| INPUT ROWS |
▼▼▼

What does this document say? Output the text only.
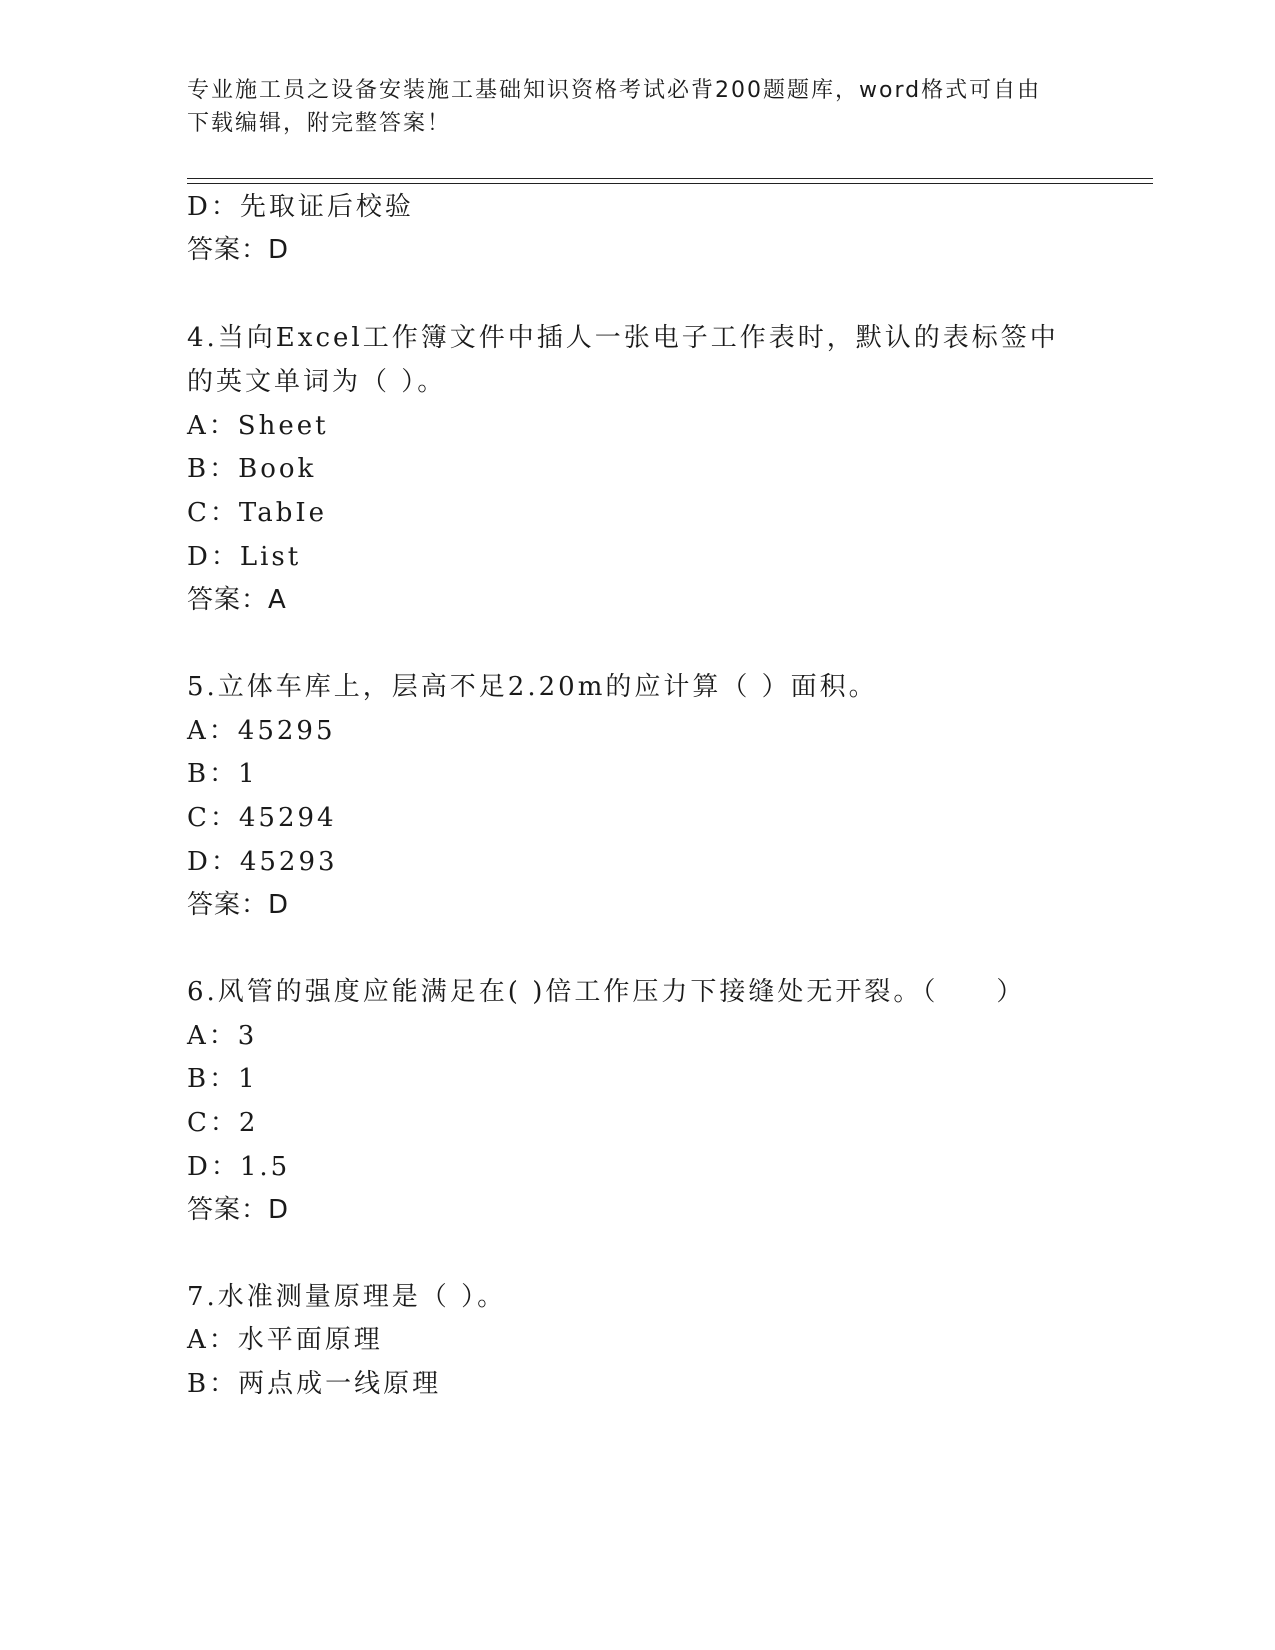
专业施工员之设备安装施工基础知识资格考试必背200题题库，word格式可自由
下载编辑，附完整答案！
D：先取证后校验
答案：D
4.当向Excel工作簿文件中插人一张电子工作表时，默认的表标签中
的英文单词为（ ）。
A：Sheet
B：Book
C：TabIe
D：List
答案：A
5.立体车库上，层高不足2.20m的应计算（ ）面积。
A：45295
B：1
C：45294
D：45293
答案：D
6.风管的强度应能满足在( )倍工作压力下接缝处无开裂。（　　）
A：3
B：1
C：2
D：1.5
答案：D
7.水准测量原理是（ ）。
A：水平面原理
B：两点成一线原理
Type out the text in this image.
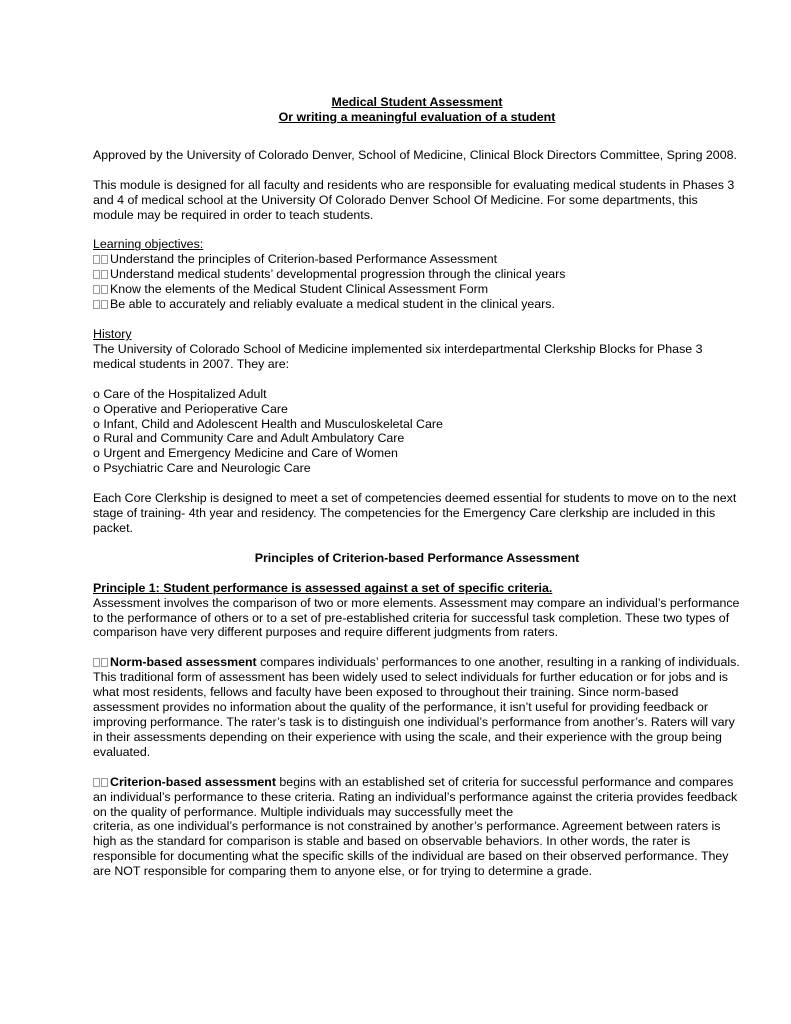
Medical Student Assessment

Or writing a meaningful evaluation of a student

Approved by the University of Colorado Denver, School of Medicine, Clinical Block Directors Committee, Spring 2008.

This module is designed for all faculty and residents who are responsible for evaluating medical students in Phases 3 and 4 of medical school at the University Of Colorado Denver School Of Medicine. For some departments, this module may be required in order to teach students.

Learning objectives:

Understand the principles of Criterion-based Performance Assessment

Understand medical students’ developmental progression through the clinical years

Know the elements of the Medical Student Clinical Assessment Form

Be able to accurately and reliably evaluate a medical student in the clinical years.

History

The University of Colorado School of Medicine implemented six interdepartmental Clerkship Blocks for Phase 3 medical students in 2007. They are:

o Care of the Hospitalized Adult

o Operative and Perioperative Care

o Infant, Child and Adolescent Health and Musculoskeletal Care

o Rural and Community Care and Adult Ambulatory Care

o Urgent and Emergency Medicine and Care of Women

o Psychiatric Care and Neurologic Care

Each Core Clerkship is designed to meet a set of competencies deemed essential for students to move on to the next stage of training- 4th year and residency. The competencies for the Emergency Care clerkship are included in this packet.

Principles of Criterion-based Performance Assessment

Principle 1: Student performance is assessed against a set of specific criteria.

Assessment involves the comparison of two or more elements. Assessment may compare an individual’s performance to the performance of others or to a set of pre-established criteria for successful task completion. These two types of comparison have very different purposes and require different judgments from raters.

Norm-based assessment compares individuals’ performances to one another, resulting in a ranking of individuals. This traditional form of assessment has been widely used to select individuals for further education or for jobs and is what most residents, fellows and faculty have been exposed to throughout their training. Since norm-based assessment provides no information about the quality of the performance, it isn’t useful for providing feedback or improving performance. The rater’s task is to distinguish one individual’s performance from another’s. Raters will vary in their assessments depending on their experience with using the scale, and their experience with the group being evaluated.

Criterion-based assessment begins with an established set of criteria for successful performance and compares an individual’s performance to these criteria. Rating an individual’s performance against the criteria provides feedback on the quality of performance. Multiple individuals may successfully meet the

criteria, as one individual’s performance is not constrained by another’s performance. Agreement between raters is high as the standard for comparison is stable and based on observable behaviors. In other words, the rater is responsible for documenting what the specific skills of the individual are based on their observed performance. They are NOT responsible for comparing them to anyone else, or for trying to determine a grade.
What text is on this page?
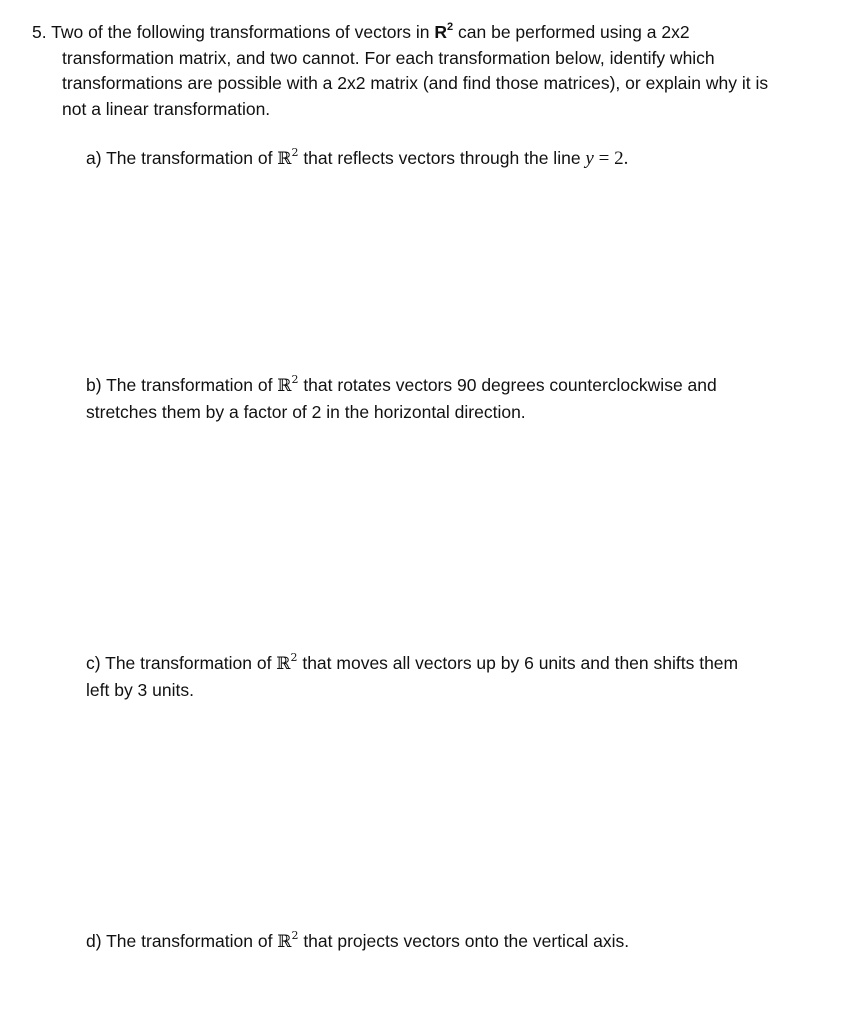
5. Two of the following transformations of vectors in $R^2$ can be performed using a 2x2
transformation matrix, and two cannot. For each transformation below, identify which
transformations are possible with a 2x2 matrix (and find those matrices), or explain why it is
not a linear transformation.
a) The transformation of ℝ$^2$ that reflects vectors through the line y = 2.
b) The transformation of ℝ$^2$ that rotates vectors 90 degrees counterclockwise and
stretches them by a factor of 2 in the horizontal direction.
c) The transformation of ℝ$^2$ that moves all vectors up by 6 units and then shifts them
left by 3 units.
d) The transformation of ℝ$^2$ that projects vectors onto the vertical axis.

▲▲▲

| WHAT IS BEING ASKED |
Your job is to transcribe the entries above exactly; skip the pictures.

| TASK SOLUTION |
What does this document say? Output the text only.
专业施工员之设备安装施工基础知识资格考试必背200题题库，word格式可自由
下载编辑，附完整答案！
D：先取证后校验
答案：D
4.当向Excel工作簿文件中插人一张电子工作表时，默认的表标签中
的英文单词为（ ）。
A：Sheet
B：Book
C：TabIe
D：List
答案：A
5.立体车库上，层高不足2.20m的应计算（ ）面积。
A：45295
B：1
C：45294
D：45293
答案：D
6.风管的强度应能满足在( )倍工作压力下接缝处无开裂。（　　）
A：3
B：1
C：2
D：1.5
答案：D
7.水准测量原理是（ ）。
A：水平面原理
B：两点成一线原理
Type out the text in this image.
Medical Student Assessment

Or writing a meaningful evaluation of a student

Approved by the University of Colorado Denver, School of Medicine, Clinical Block Directors Committee, Spring 2008.

This module is designed for all faculty and residents who are responsible for evaluating medical students in Phases 3 and 4 of medical school at the University Of Colorado Denver School Of Medicine. For some departments, this module may be required in order to teach students.

Learning objectives:

Understand the principles of Criterion-based Performance Assessment

Understand medical students’ developmental progression through the clinical years

Know the elements of the Medical Student Clinical Assessment Form

Be able to accurately and reliably evaluate a medical student in the clinical years.

History

The University of Colorado School of Medicine implemented six interdepartmental Clerkship Blocks for Phase 3 medical students in 2007. They are:

o Care of the Hospitalized Adult

o Operative and Perioperative Care

o Infant, Child and Adolescent Health and Musculoskeletal Care

o Rural and Community Care and Adult Ambulatory Care

o Urgent and Emergency Medicine and Care of Women

o Psychiatric Care and Neurologic Care

Each Core Clerkship is designed to meet a set of competencies deemed essential for students to move on to the next stage of training- 4th year and residency. The competencies for the Emergency Care clerkship are included in this packet.

Principles of Criterion-based Performance Assessment

Principle 1: Student performance is assessed against a set of specific criteria.

Assessment involves the comparison of two or more elements. Assessment may compare an individual’s performance to the performance of others or to a set of pre-established criteria for successful task completion. These two types of comparison have very different purposes and require different judgments from raters.

Norm-based assessment compares individuals’ performances to one another, resulting in a ranking of individuals. This traditional form of assessment has been widely used to select individuals for further education or for jobs and is what most residents, fellows and faculty have been exposed to throughout their training. Since norm-based assessment provides no information about the quality of the performance, it isn’t useful for providing feedback or improving performance. The rater’s task is to distinguish one individual’s performance from another’s. Raters will vary in their assessments depending on their experience with using the scale, and their experience with the group being evaluated.

Criterion-based assessment begins with an established set of criteria for successful performance and compares an individual’s performance to these criteria. Rating an individual’s performance against the criteria provides feedback on the quality of performance. Multiple individuals may successfully meet the

criteria, as one individual’s performance is not constrained by another’s performance. Agreement between raters is high as the standard for comparison is stable and based on observable behaviors. In other words, the rater is responsible for documenting what the specific skills of the individual are based on their observed performance. They are NOT responsible for comparing them to anyone else, or for trying to determine a grade.
What text is on this page?
5. Two of the following transformations of vectors in $R^2$ can be performed using a 2x2
transformation matrix, and two cannot. For each transformation below, identify which
transformations are possible with a 2x2 matrix (and find those matrices), or explain why it is
not a linear transformation.
a) The transformation of ℝ$^2$ that reflects vectors through the line y = 2.
b) The transformation of ℝ$^2$ that rotates vectors 90 degrees counterclockwise and
stretches them by a factor of 2 in the horizontal direction.
c) The transformation of ℝ$^2$ that moves all vectors up by 6 units and then shifts them
left by 3 units.
d) The transformation of ℝ$^2$ that projects vectors onto the vertical axis.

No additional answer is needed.